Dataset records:

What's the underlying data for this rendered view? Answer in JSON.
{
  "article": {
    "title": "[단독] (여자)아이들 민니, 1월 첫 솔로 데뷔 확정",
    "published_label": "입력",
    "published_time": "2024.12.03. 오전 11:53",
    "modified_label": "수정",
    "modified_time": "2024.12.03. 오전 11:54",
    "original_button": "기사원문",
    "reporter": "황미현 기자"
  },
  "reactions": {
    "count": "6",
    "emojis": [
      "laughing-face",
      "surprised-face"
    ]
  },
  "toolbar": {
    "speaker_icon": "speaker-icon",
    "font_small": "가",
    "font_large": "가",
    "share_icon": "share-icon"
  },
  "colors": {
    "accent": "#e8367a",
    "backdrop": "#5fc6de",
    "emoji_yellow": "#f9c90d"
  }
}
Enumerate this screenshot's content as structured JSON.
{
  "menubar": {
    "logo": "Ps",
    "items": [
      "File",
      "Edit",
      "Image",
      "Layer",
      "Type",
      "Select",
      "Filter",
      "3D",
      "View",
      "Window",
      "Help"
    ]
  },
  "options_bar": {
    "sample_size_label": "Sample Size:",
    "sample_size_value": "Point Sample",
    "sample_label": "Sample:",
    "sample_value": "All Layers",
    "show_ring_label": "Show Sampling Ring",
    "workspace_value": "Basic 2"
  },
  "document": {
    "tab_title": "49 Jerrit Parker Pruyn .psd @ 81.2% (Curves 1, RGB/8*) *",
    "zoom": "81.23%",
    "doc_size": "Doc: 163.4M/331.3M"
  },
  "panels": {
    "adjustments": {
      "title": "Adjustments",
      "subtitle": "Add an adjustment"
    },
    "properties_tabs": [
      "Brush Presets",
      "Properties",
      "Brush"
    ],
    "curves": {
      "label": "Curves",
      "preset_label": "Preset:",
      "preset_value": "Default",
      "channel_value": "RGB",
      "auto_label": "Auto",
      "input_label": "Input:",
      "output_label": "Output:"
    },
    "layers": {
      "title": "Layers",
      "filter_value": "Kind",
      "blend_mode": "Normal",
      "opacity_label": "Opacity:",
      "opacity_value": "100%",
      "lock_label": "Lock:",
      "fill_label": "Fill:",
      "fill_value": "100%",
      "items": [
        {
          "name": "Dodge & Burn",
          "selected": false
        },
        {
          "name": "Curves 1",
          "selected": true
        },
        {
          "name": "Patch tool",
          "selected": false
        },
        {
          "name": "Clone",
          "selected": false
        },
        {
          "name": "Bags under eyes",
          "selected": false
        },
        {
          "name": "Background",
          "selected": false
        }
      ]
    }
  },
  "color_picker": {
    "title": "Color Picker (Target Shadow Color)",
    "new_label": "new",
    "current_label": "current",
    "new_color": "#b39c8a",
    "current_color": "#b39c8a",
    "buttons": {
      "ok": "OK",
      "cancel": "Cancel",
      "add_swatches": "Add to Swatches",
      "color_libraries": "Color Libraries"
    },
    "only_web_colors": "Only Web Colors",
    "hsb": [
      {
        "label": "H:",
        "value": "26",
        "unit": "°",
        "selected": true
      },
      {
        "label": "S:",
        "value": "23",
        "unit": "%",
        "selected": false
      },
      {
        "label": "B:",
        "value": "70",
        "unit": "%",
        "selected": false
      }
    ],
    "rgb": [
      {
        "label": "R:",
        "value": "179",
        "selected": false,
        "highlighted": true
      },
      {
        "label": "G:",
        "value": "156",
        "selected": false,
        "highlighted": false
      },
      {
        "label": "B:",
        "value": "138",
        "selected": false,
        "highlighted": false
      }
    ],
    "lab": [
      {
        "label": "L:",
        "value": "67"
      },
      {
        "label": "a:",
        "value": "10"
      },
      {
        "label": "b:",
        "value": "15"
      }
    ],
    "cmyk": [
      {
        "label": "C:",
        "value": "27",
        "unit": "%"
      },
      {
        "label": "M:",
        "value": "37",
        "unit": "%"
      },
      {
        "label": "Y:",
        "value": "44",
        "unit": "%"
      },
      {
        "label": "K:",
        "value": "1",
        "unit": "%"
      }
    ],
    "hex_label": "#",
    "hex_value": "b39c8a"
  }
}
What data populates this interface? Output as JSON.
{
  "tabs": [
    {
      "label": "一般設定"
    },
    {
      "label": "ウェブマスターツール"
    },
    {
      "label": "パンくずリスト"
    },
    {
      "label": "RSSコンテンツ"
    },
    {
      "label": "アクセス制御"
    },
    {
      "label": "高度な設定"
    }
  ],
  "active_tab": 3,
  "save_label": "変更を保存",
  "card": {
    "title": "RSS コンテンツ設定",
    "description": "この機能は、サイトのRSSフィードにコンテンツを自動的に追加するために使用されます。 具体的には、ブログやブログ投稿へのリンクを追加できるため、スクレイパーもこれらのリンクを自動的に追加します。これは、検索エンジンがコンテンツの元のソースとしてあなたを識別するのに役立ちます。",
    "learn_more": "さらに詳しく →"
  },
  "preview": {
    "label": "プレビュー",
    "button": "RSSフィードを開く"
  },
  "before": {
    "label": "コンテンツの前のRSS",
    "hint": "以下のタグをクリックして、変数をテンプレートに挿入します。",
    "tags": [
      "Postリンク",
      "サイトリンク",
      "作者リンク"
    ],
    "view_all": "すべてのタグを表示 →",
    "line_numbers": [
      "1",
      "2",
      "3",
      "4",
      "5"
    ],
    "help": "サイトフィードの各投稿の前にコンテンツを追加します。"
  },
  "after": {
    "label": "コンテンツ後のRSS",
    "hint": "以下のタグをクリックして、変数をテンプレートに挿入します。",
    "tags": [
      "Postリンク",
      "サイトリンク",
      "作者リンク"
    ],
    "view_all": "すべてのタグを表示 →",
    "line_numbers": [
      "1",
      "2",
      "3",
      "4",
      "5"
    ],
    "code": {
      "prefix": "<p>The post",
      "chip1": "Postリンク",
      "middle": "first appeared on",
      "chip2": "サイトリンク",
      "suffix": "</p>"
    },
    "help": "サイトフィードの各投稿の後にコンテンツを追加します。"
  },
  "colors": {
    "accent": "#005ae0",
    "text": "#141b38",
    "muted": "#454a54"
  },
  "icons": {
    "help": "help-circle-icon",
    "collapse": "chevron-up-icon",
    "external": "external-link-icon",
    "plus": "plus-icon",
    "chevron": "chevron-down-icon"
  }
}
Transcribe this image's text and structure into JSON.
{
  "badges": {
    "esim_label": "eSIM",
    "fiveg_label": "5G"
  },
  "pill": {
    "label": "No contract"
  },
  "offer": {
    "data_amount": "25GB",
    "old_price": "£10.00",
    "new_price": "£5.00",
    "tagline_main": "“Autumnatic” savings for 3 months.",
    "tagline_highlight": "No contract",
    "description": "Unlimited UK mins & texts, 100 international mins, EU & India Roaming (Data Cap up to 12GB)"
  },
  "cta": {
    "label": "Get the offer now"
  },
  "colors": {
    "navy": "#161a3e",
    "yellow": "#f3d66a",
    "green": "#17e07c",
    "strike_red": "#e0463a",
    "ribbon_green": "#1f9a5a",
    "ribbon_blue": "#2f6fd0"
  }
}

§ **EXERCISE GOAL**
Please output the complete data exactly.

§ **RESULT OF THIS TASK**
What's the underlying data for this rendered view? Answer in JSON.
{
  "article": {
    "title": "[단독] (여자)아이들 민니, 1월 첫 솔로 데뷔 확정",
    "published_label": "입력",
    "published_time": "2024.12.03. 오전 11:53",
    "modified_label": "수정",
    "modified_time": "2024.12.03. 오전 11:54",
    "original_button": "기사원문",
    "reporter": "황미현 기자"
  },
  "reactions": {
    "count": "6",
    "emojis": [
      "laughing-face",
      "surprised-face"
    ]
  },
  "toolbar": {
    "speaker_icon": "speaker-icon",
    "font_small": "가",
    "font_large": "가",
    "share_icon": "share-icon"
  },
  "colors": {
    "accent": "#e8367a",
    "backdrop": "#5fc6de",
    "emoji_yellow": "#f9c90d"
  }
}
Enumerate this screenshot's content as structured JSON.
{
  "menubar": {
    "logo": "Ps",
    "items": [
      "File",
      "Edit",
      "Image",
      "Layer",
      "Type",
      "Select",
      "Filter",
      "3D",
      "View",
      "Window",
      "Help"
    ]
  },
  "options_bar": {
    "sample_size_label": "Sample Size:",
    "sample_size_value": "Point Sample",
    "sample_label": "Sample:",
    "sample_value": "All Layers",
    "show_ring_label": "Show Sampling Ring",
    "workspace_value": "Basic 2"
  },
  "document": {
    "tab_title": "49 Jerrit Parker Pruyn .psd @ 81.2% (Curves 1, RGB/8*) *",
    "zoom": "81.23%",
    "doc_size": "Doc: 163.4M/331.3M"
  },
  "panels": {
    "adjustments": {
      "title": "Adjustments",
      "subtitle": "Add an adjustment"
    },
    "properties_tabs": [
      "Brush Presets",
      "Properties",
      "Brush"
    ],
    "curves": {
      "label": "Curves",
      "preset_label": "Preset:",
      "preset_value": "Default",
      "channel_value": "RGB",
      "auto_label": "Auto",
      "input_label": "Input:",
      "output_label": "Output:"
    },
    "layers": {
      "title": "Layers",
      "filter_value": "Kind",
      "blend_mode": "Normal",
      "opacity_label": "Opacity:",
      "opacity_value": "100%",
      "lock_label": "Lock:",
      "fill_label": "Fill:",
      "fill_value": "100%",
      "items": [
        {
          "name": "Dodge & Burn",
          "selected": false
        },
        {
          "name": "Curves 1",
          "selected": true
        },
        {
          "name": "Patch tool",
          "selected": false
        },
        {
          "name": "Clone",
          "selected": false
        },
        {
          "name": "Bags under eyes",
          "selected": false
        },
        {
          "name": "Background",
          "selected": false
        }
      ]
    }
  },
  "color_picker": {
    "title": "Color Picker (Target Shadow Color)",
    "new_label": "new",
    "current_label": "current",
    "new_color": "#b39c8a",
    "current_color": "#b39c8a",
    "buttons": {
      "ok": "OK",
      "cancel": "Cancel",
      "add_swatches": "Add to Swatches",
      "color_libraries": "Color Libraries"
    },
    "only_web_colors": "Only Web Colors",
    "hsb": [
      {
        "label": "H:",
        "value": "26",
        "unit": "°",
        "selected": true
      },
      {
        "label": "S:",
        "value": "23",
        "unit": "%",
        "selected": false
      },
      {
        "label": "B:",
        "value": "70",
        "unit": "%",
        "selected": false
      }
    ],
    "rgb": [
      {
        "label": "R:",
        "value": "179",
        "selected": false,
        "highlighted": true
      },
      {
        "label": "G:",
        "value": "156",
        "selected": false,
        "highlighted": false
      },
      {
        "label": "B:",
        "value": "138",
        "selected": false,
        "highlighted": false
      }
    ],
    "lab": [
      {
        "label": "L:",
        "value": "67"
      },
      {
        "label": "a:",
        "value": "10"
      },
      {
        "label": "b:",
        "value": "15"
      }
    ],
    "cmyk": [
      {
        "label": "C:",
        "value": "27",
        "unit": "%"
      },
      {
        "label": "M:",
        "value": "37",
        "unit": "%"
      },
      {
        "label": "Y:",
        "value": "44",
        "unit": "%"
      },
      {
        "label": "K:",
        "value": "1",
        "unit": "%"
      }
    ],
    "hex_label": "#",
    "hex_value": "b39c8a"
  }
}
What data populates this interface? Output as JSON.
{
  "tabs": [
    {
      "label": "一般設定"
    },
    {
      "label": "ウェブマスターツール"
    },
    {
      "label": "パンくずリスト"
    },
    {
      "label": "RSSコンテンツ"
    },
    {
      "label": "アクセス制御"
    },
    {
      "label": "高度な設定"
    }
  ],
  "active_tab": 3,
  "save_label": "変更を保存",
  "card": {
    "title": "RSS コンテンツ設定",
    "description": "この機能は、サイトのRSSフィードにコンテンツを自動的に追加するために使用されます。 具体的には、ブログやブログ投稿へのリンクを追加できるため、スクレイパーもこれらのリンクを自動的に追加します。これは、検索エンジンがコンテンツの元のソースとしてあなたを識別するのに役立ちます。",
    "learn_more": "さらに詳しく →"
  },
  "preview": {
    "label": "プレビュー",
    "button": "RSSフィードを開く"
  },
  "before": {
    "label": "コンテンツの前のRSS",
    "hint": "以下のタグをクリックして、変数をテンプレートに挿入します。",
    "tags": [
      "Postリンク",
      "サイトリンク",
      "作者リンク"
    ],
    "view_all": "すべてのタグを表示 →",
    "line_numbers": [
      "1",
      "2",
      "3",
      "4",
      "5"
    ],
    "help": "サイトフィードの各投稿の前にコンテンツを追加します。"
  },
  "after": {
    "label": "コンテンツ後のRSS",
    "hint": "以下のタグをクリックして、変数をテンプレートに挿入します。",
    "tags": [
      "Postリンク",
      "サイトリンク",
      "作者リンク"
    ],
    "view_all": "すべてのタグを表示 →",
    "line_numbers": [
      "1",
      "2",
      "3",
      "4",
      "5"
    ],
    "code": {
      "prefix": "<p>The post",
      "chip1": "Postリンク",
      "middle": "first appeared on",
      "chip2": "サイトリンク",
      "suffix": "</p>"
    },
    "help": "サイトフィードの各投稿の後にコンテンツを追加します。"
  },
  "colors": {
    "accent": "#005ae0",
    "text": "#141b38",
    "muted": "#454a54"
  },
  "icons": {
    "help": "help-circle-icon",
    "collapse": "chevron-up-icon",
    "external": "external-link-icon",
    "plus": "plus-icon",
    "chevron": "chevron-down-icon"
  }
}
Transcribe this image's text and structure into JSON.
{
  "badges": {
    "esim_label": "eSIM",
    "fiveg_label": "5G"
  },
  "pill": {
    "label": "No contract"
  },
  "offer": {
    "data_amount": "25GB",
    "old_price": "£10.00",
    "new_price": "£5.00",
    "tagline_main": "“Autumnatic” savings for 3 months.",
    "tagline_highlight": "No contract",
    "description": "Unlimited UK mins & texts, 100 international mins, EU & India Roaming (Data Cap up to 12GB)"
  },
  "cta": {
    "label": "Get the offer now"
  },
  "colors": {
    "navy": "#161a3e",
    "yellow": "#f3d66a",
    "green": "#17e07c",
    "strike_red": "#e0463a",
    "ribbon_green": "#1f9a5a",
    "ribbon_blue": "#2f6fd0"
  }
}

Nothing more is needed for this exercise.